À faire: Réécrivez le passage de l'arrêt allant de « COMPOSITION DE LA » jusqu'à « Boespflug, Antoine Lalance. » inclus, en remplaçant « Président » par « Présidente ».

Extrait fourni:
◆ ◆ ◆
CA Paris, 4e ch. A, 13 novembre 2002, n° 2000-15560
PARIS
Arrêt
PARTIES
Demandeur :
Haribo Ricqlès Zan (Sté)
Défendeur :
Société Confiserw Van Damme (NV)
COMPOSITION DE LA JURIDICTION
Président :
Mme Marais
Conseillers :
Mmes Magueur, Rosenthal-Rolland
Avoués :
Me Teytaud, SCP Bommart Forster
Avocats :
Mes Boespflug, Antoine Lalance.
La société Haribo Ricqlès Zan, ci-après Haribo, fabrique et commercialise, parmi de multiples friandises, des bonbons en guimauve dits marshmallows.
Reprochant à la société Van Damme d'avoir introduit sur le marché, au milieu de l'année 1999, les mêmes produits dans des conditionnements présentant un même aspect d'ensemble, la société Haribo a saisi le Tribunal de commerce de Paris d'une action en concurrence déloyale.
◆ ◆ ◆
Liste:
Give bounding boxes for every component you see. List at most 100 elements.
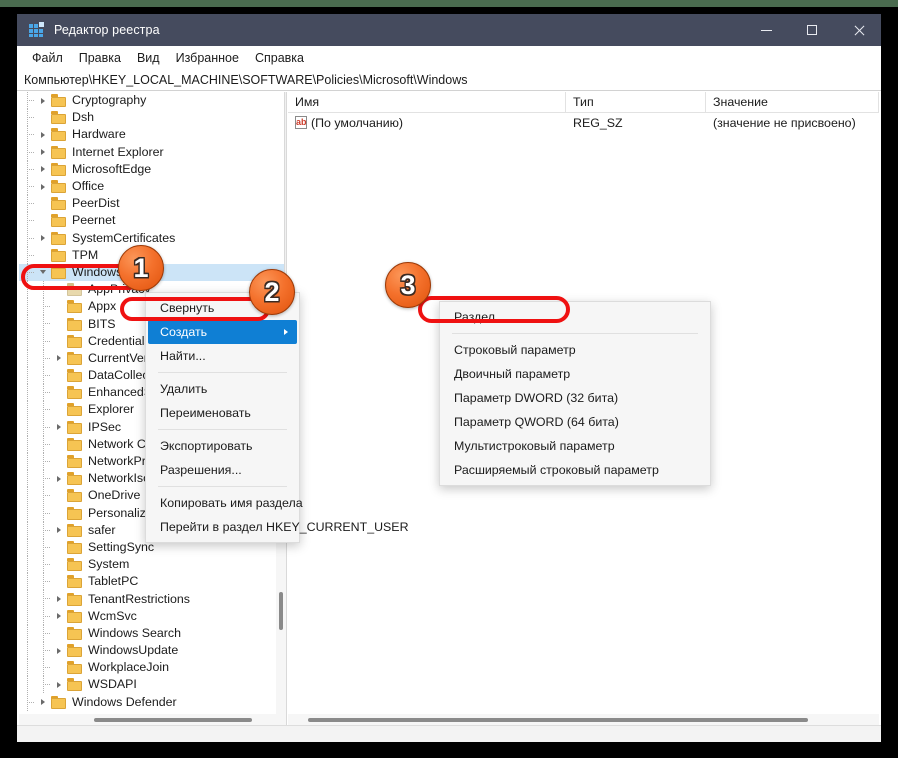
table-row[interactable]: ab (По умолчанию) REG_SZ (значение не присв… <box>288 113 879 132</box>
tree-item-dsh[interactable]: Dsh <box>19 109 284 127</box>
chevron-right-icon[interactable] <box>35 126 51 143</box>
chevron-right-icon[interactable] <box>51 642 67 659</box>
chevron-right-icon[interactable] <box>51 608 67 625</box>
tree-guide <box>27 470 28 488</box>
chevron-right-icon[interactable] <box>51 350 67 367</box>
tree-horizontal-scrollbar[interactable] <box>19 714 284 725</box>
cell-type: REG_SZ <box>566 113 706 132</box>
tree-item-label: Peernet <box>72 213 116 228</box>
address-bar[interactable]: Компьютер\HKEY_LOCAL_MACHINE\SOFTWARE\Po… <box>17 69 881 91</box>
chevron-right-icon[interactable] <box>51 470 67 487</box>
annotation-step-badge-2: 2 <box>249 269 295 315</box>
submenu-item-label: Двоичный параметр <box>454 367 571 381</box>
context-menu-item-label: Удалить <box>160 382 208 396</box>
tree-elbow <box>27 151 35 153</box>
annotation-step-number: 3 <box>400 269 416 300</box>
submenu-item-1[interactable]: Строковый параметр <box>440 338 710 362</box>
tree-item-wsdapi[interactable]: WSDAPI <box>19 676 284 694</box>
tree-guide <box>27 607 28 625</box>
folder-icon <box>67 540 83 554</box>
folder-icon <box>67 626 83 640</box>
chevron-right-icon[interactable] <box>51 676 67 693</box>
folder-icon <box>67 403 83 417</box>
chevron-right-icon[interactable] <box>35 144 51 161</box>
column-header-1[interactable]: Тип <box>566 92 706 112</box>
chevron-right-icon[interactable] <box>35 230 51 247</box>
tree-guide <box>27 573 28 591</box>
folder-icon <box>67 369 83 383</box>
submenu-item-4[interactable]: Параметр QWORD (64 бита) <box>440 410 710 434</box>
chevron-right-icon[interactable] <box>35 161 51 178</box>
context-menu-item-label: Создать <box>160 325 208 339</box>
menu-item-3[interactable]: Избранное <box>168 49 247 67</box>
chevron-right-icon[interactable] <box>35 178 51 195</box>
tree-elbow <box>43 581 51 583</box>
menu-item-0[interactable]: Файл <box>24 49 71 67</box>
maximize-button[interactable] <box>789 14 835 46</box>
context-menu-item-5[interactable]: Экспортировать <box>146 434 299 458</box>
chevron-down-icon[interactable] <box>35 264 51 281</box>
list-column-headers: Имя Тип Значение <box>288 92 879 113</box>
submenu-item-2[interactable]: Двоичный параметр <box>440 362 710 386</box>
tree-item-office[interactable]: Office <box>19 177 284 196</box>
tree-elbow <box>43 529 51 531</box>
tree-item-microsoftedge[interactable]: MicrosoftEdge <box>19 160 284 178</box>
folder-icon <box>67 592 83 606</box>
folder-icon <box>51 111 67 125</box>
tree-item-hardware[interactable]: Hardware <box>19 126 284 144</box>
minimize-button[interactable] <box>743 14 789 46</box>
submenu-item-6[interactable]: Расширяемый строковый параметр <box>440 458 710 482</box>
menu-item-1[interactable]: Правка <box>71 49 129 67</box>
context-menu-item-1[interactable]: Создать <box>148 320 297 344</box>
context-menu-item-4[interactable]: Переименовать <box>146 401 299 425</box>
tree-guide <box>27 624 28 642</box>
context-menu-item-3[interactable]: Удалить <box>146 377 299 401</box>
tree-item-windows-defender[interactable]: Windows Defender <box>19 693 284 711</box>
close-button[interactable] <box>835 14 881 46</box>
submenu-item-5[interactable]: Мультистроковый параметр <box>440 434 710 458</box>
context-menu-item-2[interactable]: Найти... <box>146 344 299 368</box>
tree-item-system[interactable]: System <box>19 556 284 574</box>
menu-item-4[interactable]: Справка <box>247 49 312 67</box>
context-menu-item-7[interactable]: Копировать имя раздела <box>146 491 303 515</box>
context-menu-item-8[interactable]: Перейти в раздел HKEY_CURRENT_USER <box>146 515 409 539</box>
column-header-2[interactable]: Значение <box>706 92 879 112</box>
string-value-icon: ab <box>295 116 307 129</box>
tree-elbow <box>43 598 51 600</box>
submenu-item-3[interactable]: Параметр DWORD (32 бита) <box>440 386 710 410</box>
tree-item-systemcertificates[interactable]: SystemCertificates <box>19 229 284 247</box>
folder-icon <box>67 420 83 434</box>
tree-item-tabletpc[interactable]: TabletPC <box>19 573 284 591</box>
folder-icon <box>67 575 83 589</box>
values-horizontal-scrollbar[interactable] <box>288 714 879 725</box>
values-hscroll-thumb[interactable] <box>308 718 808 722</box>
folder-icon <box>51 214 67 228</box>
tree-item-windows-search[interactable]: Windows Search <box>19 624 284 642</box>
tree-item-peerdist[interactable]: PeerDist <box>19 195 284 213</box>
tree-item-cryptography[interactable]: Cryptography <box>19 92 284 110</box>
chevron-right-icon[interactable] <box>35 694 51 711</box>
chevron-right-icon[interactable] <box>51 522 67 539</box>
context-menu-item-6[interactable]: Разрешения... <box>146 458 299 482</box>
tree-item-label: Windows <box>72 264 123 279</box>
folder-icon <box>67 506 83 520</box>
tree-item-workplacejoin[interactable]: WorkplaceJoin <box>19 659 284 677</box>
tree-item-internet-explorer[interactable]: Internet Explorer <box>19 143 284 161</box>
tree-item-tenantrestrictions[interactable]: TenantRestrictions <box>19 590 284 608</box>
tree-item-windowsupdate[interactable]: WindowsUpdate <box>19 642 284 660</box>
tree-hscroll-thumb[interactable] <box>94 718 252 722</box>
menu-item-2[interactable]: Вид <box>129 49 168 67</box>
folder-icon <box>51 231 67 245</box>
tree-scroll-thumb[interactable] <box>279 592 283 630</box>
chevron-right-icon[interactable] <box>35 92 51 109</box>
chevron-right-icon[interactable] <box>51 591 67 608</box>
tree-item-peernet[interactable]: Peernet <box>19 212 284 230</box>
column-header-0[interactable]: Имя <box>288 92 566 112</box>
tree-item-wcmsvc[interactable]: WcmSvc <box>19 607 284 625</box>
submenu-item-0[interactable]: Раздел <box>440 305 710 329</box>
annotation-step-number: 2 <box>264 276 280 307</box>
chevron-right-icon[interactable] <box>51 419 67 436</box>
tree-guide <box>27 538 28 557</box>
◆ ◆ ◆
Résultat complet:
COMPOSITION DE LA JURIDICTION
Présidente :
Mme Marais
Conseillers :
Mmes Magueur, Rosenthal-Rolland
Avoués :
Me Teytaud, SCP Bommart Forster
Avocats :
Mes Boespflug, Antoine Lalance.